### PROBLEM STATEMENT
Go through the material below, count the lines with the word "title", and reply with the count alone.

### DATASET CONTENT
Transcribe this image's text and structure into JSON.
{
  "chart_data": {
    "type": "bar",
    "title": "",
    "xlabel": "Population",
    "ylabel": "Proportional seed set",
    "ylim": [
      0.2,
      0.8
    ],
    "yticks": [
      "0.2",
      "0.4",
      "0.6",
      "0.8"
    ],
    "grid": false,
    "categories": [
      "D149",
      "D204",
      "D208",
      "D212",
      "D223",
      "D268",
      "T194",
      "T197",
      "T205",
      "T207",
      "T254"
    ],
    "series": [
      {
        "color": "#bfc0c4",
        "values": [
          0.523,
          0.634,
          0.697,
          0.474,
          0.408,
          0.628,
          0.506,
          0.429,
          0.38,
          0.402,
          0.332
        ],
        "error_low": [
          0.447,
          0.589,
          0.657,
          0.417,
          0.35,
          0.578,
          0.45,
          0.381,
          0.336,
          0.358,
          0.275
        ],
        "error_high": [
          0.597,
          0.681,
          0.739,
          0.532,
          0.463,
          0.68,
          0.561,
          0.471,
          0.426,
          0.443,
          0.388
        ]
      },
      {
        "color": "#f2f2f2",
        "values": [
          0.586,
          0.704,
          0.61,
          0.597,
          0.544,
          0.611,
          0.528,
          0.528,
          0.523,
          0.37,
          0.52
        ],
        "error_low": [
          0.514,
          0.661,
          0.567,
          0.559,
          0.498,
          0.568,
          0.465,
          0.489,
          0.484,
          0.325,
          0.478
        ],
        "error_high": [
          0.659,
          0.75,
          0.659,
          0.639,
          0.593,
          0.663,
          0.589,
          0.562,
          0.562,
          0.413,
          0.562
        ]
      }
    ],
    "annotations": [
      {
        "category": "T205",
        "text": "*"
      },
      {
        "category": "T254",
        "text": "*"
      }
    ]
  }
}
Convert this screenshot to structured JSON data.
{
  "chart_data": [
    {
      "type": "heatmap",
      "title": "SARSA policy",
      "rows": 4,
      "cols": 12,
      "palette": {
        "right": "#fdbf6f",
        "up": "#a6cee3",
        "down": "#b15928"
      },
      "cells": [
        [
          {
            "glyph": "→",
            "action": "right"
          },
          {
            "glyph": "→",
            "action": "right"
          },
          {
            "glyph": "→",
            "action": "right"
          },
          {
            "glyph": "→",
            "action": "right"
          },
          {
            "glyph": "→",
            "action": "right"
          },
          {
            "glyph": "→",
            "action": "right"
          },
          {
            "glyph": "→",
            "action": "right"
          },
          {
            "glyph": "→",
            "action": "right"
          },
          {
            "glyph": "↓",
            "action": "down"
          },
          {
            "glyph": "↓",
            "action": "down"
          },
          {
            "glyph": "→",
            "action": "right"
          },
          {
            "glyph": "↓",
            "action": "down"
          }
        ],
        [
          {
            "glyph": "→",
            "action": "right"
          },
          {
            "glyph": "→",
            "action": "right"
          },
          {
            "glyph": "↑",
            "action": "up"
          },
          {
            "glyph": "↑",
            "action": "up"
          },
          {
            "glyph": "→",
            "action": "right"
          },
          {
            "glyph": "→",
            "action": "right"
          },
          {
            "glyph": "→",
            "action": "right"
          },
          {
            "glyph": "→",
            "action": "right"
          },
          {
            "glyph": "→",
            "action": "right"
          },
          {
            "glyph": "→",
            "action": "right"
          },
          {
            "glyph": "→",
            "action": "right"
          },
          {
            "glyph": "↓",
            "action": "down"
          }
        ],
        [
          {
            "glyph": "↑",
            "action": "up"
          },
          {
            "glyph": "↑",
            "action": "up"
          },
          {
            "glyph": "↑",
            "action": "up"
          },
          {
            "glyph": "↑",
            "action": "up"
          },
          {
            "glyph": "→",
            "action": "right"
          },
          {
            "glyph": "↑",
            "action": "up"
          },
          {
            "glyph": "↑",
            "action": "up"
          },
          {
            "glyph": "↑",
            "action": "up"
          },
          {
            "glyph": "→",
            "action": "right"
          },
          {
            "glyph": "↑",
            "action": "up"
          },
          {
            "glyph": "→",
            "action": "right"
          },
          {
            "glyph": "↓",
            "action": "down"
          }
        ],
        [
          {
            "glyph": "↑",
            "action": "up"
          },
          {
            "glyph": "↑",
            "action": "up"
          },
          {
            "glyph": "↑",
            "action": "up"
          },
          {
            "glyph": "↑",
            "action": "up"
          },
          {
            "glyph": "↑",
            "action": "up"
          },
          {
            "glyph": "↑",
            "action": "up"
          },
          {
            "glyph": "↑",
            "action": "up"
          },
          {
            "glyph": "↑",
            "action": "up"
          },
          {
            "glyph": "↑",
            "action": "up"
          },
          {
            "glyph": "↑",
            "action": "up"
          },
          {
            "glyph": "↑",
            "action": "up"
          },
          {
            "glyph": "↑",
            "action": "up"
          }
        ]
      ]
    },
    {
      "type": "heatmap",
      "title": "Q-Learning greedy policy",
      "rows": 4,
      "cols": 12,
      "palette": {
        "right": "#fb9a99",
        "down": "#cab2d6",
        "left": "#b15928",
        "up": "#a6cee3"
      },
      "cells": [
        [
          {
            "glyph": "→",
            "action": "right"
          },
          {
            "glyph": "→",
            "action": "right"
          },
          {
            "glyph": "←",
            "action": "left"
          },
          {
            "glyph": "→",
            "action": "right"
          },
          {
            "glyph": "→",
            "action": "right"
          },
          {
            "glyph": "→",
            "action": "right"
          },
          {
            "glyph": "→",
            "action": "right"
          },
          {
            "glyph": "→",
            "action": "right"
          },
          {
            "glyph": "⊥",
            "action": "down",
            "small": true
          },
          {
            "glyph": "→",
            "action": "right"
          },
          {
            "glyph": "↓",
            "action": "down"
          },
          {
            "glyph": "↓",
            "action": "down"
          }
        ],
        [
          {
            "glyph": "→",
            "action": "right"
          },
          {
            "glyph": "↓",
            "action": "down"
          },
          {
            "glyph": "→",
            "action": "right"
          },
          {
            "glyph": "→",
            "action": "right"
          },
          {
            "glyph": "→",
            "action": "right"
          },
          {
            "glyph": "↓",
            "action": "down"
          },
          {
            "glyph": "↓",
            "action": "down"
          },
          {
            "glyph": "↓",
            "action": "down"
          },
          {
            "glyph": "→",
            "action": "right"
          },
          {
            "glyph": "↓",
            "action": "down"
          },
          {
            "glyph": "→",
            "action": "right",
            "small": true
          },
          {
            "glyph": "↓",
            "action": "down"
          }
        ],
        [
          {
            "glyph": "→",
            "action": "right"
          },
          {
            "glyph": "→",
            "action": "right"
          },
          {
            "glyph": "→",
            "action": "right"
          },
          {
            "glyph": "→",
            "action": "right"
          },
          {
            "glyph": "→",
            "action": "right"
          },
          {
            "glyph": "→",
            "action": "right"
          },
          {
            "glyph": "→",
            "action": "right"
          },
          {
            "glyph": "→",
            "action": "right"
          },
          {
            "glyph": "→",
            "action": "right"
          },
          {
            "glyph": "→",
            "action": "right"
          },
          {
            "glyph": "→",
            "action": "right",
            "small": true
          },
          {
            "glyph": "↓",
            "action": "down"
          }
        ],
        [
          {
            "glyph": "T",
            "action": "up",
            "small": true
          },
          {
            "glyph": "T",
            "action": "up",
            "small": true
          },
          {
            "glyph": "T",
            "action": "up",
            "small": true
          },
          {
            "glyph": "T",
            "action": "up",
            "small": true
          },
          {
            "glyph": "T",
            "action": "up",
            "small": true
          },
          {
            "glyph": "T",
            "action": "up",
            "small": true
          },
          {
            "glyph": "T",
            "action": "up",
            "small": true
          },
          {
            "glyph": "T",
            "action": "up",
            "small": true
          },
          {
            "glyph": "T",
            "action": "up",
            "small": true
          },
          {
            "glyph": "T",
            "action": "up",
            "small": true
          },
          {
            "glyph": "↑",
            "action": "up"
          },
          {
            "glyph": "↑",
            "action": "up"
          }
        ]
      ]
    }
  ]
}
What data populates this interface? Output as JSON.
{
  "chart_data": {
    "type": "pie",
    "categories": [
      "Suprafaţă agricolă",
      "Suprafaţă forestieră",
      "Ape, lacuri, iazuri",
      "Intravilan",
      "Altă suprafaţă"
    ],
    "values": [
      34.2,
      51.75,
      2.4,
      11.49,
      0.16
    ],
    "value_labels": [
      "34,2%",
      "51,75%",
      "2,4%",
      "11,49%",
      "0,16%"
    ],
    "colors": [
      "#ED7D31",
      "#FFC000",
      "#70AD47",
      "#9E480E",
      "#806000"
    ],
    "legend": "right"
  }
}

### TASK RESPONSE
3